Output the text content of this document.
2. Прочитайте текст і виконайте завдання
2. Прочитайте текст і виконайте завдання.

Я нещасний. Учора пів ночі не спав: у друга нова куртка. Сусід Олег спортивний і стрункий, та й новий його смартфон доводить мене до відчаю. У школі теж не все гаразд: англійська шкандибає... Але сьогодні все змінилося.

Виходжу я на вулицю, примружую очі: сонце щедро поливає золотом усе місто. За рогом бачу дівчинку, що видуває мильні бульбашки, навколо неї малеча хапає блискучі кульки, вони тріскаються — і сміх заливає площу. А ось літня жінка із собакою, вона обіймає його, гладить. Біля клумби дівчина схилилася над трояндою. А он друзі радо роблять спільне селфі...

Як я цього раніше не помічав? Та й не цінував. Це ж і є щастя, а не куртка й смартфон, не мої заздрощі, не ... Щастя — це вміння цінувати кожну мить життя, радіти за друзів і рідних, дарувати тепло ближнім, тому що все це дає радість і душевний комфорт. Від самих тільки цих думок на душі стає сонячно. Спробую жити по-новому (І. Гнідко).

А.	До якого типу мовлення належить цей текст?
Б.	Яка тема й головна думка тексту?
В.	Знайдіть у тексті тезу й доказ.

^^^^^^^^

EXERCISE BRIEF: Write out every line from the records above, word for word.

SOLUTION TO THIS TASK:
Output the text content of this document.
2. Прочитайте текст і виконайте завдання
2. Прочитайте текст і виконайте завдання.

Я нещасний. Учора пів ночі не спав: у друга нова куртка. Сусід Олег спортивний і стрункий, та й новий його смартфон доводить мене до відчаю. У школі теж не все гаразд: англійська шкандибає... Але сьогодні все змінилося.

Виходжу я на вулицю, примружую очі: сонце щедро поливає золотом усе місто. За рогом бачу дівчинку, що видуває мильні бульбашки, навколо неї малеча хапає блискучі кульки, вони тріскаються — і сміх заливає площу. А ось літня жінка із собакою, вона обіймає його, гладить. Біля клумби дівчина схилилася над трояндою. А он друзі радо роблять спільне селфі...

Як я цього раніше не помічав? Та й не цінував. Це ж і є щастя, а не куртка й смартфон, не мої заздрощі, не ... Щастя — це вміння цінувати кожну мить життя, радіти за друзів і рідних, дарувати тепло ближнім, тому що все це дає радість і душевний комфорт. Від самих тільки цих думок на душі стає сонячно. Спробую жити по-новому (І. Гнідко).

А.	До якого типу мовлення належить цей текст?
Б.	Яка тема й головна думка тексту?
В.	Знайдіть у тексті тезу й доказ.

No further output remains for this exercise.